__WRITTEN REQUEST__: Wherever the word "Agricultor" appears in a line, extract that line.

__DATA TO PROCESS__:
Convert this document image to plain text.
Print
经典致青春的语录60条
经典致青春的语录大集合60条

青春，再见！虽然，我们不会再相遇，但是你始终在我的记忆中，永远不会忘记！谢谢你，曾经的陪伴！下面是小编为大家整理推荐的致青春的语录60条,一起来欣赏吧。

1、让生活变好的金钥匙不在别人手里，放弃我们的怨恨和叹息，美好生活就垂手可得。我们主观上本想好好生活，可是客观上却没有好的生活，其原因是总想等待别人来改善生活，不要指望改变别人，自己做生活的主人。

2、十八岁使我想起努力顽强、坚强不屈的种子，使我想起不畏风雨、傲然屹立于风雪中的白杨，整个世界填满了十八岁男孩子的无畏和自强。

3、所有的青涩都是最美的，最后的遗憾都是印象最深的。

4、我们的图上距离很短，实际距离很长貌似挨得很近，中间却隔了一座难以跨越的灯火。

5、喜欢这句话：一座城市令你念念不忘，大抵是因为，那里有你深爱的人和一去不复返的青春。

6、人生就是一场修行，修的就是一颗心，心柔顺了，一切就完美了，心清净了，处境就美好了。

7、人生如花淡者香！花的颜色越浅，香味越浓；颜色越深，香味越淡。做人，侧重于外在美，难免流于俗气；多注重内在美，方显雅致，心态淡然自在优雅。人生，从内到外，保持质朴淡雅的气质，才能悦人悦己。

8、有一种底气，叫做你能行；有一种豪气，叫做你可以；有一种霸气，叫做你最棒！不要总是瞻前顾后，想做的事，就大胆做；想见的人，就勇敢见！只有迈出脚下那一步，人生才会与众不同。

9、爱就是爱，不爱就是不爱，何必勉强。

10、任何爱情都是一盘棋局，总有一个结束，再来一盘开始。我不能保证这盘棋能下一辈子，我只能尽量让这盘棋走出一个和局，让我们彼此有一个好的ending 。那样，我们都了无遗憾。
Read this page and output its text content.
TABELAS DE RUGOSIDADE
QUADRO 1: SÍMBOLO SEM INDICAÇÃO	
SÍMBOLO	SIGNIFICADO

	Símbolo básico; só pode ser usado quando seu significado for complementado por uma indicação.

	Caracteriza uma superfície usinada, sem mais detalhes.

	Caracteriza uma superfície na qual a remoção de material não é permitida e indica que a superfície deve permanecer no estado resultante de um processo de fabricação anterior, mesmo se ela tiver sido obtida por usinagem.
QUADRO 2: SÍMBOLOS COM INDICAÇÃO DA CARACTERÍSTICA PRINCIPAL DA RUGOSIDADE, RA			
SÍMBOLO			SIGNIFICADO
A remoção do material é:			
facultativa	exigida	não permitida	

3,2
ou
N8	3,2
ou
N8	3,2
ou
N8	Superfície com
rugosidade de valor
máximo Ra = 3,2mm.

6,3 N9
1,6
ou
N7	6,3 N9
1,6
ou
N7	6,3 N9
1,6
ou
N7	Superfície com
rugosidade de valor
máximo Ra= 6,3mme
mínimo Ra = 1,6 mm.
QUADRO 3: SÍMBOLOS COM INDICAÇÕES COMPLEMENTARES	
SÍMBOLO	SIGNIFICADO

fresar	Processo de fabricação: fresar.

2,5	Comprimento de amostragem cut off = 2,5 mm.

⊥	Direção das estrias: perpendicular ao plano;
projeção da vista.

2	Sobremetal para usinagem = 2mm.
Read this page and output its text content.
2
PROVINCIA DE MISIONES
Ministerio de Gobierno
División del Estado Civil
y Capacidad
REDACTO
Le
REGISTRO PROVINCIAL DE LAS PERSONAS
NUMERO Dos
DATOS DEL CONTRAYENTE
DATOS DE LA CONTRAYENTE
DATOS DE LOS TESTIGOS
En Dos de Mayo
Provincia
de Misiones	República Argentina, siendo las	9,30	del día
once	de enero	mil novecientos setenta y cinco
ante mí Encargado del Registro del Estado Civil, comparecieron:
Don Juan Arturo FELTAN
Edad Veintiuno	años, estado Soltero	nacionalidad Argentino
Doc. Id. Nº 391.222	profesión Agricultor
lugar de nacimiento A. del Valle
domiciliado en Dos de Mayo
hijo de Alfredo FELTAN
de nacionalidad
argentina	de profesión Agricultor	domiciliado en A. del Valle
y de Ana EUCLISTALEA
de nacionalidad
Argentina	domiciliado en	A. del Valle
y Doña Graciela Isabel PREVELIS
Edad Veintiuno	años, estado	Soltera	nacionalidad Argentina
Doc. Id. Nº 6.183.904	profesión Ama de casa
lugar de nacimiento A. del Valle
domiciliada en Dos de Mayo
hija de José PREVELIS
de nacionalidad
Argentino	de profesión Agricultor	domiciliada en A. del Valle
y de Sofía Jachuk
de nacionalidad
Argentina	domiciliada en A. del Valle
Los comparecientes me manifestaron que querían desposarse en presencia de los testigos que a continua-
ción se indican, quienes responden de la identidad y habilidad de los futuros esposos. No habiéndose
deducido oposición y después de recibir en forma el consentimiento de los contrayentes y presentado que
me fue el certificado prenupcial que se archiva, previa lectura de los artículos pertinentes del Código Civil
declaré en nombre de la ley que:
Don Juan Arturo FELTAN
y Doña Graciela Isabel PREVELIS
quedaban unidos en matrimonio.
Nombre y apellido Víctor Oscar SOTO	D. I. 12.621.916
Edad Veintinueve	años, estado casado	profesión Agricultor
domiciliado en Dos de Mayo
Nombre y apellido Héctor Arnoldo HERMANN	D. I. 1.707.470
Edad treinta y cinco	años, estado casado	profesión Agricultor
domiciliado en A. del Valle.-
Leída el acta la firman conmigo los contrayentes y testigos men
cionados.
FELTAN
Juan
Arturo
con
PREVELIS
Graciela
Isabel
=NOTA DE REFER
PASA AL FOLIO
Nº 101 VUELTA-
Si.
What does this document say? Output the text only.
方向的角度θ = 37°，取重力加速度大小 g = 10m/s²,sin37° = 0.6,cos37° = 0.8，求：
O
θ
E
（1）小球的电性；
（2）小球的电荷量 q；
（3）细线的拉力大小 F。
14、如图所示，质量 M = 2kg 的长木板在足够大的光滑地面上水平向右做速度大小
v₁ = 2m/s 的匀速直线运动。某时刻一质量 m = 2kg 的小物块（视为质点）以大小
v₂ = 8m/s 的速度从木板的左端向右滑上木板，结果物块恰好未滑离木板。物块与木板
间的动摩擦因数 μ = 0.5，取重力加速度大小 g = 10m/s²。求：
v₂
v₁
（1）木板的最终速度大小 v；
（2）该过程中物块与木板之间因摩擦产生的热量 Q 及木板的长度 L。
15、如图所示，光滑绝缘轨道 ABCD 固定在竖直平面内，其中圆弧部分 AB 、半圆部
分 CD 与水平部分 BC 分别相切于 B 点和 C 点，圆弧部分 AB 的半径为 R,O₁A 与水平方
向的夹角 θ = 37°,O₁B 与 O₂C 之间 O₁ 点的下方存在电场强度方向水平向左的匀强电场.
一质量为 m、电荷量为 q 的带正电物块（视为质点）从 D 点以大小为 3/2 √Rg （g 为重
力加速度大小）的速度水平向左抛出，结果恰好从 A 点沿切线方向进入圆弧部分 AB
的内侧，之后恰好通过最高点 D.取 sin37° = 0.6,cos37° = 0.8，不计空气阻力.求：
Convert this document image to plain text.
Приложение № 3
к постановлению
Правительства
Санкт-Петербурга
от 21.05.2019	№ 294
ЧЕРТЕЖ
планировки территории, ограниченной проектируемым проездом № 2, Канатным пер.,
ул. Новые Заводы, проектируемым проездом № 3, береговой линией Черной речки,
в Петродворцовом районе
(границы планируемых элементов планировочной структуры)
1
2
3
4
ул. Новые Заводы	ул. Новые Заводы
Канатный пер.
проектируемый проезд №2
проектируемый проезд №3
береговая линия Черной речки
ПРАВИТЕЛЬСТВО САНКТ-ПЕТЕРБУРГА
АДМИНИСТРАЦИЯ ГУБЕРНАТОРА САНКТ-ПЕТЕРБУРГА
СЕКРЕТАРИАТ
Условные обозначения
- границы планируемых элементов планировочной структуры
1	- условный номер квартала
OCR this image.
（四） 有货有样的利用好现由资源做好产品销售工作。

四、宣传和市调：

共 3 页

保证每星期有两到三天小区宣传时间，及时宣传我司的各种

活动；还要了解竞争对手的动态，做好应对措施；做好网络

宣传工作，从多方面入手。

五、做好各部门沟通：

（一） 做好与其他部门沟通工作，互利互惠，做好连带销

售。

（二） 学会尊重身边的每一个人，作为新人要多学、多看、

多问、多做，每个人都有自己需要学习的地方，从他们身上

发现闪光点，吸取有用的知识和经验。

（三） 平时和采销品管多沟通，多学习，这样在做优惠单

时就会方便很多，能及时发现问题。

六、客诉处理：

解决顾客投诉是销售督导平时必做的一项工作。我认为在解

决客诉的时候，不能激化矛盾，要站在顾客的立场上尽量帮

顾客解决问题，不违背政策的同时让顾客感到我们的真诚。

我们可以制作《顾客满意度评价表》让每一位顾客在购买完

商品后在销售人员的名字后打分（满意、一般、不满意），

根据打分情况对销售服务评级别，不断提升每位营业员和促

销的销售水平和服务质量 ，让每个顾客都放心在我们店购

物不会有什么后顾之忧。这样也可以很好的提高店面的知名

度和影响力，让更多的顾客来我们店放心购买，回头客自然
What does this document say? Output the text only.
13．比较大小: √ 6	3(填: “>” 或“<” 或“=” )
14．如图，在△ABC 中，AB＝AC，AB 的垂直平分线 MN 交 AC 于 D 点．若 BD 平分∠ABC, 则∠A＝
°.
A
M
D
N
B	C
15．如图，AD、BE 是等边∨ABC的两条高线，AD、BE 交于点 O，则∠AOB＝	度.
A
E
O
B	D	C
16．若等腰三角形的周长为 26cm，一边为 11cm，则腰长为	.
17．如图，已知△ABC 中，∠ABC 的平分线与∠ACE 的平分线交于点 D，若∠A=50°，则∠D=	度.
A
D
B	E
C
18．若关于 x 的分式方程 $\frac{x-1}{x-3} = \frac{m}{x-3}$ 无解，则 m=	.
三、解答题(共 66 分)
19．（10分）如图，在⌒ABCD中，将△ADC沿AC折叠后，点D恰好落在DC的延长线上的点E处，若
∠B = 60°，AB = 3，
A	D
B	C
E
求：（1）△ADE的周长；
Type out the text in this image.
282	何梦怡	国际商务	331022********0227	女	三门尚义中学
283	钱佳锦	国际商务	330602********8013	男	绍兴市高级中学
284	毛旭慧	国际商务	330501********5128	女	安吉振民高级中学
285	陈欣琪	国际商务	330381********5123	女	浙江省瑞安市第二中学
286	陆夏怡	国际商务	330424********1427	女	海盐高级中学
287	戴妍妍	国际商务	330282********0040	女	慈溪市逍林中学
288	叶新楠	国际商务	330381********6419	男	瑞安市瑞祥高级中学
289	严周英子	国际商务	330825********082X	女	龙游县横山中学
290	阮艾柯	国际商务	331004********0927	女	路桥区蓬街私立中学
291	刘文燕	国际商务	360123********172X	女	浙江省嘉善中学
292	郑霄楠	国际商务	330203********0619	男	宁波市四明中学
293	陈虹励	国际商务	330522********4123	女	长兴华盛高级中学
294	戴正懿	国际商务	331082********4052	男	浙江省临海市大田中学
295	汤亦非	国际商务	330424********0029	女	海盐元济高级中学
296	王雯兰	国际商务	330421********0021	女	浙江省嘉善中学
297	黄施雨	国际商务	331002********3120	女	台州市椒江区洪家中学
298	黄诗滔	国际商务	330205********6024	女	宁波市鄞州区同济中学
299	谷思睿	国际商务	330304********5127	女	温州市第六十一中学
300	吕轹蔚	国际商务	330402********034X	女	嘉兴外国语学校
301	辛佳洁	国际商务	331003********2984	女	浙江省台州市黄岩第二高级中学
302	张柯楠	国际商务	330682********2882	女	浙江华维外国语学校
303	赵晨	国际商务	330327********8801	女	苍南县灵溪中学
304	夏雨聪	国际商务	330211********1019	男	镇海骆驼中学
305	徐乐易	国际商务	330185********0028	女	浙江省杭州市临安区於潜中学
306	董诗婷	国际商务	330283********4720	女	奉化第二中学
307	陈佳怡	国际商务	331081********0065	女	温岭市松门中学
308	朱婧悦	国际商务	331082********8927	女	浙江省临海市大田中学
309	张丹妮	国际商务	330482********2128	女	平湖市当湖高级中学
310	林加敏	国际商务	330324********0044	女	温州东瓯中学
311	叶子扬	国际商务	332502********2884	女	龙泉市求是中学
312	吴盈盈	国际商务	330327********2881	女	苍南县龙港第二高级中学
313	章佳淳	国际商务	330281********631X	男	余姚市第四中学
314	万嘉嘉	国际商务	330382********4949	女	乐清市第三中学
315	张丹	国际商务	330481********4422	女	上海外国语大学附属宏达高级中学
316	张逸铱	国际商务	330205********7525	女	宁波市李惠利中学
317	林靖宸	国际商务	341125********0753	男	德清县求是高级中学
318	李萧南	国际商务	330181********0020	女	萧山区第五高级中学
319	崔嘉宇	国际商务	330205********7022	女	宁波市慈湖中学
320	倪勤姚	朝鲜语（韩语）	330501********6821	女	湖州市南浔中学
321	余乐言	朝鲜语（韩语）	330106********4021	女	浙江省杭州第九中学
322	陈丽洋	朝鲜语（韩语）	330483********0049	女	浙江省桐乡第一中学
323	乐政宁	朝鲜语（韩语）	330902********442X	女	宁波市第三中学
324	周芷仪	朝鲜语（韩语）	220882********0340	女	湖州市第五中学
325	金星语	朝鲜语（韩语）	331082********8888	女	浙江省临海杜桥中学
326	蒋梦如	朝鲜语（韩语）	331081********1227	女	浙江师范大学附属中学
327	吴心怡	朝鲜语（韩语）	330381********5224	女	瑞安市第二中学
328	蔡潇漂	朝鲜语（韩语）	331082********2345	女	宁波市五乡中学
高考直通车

__SOLUTION FOR THIS PROBLEM__:
Doc. Id. Nº 391.222	profesión Agricultor
argentina	de profesión Agricultor	domiciliado en A. del Valle
Argentino	de profesión Agricultor	domiciliada en A. del Valle
Edad Veintinueve	años, estado casado	profesión Agricultor
Edad treinta y cinco	años, estado casado	profesión Agricultor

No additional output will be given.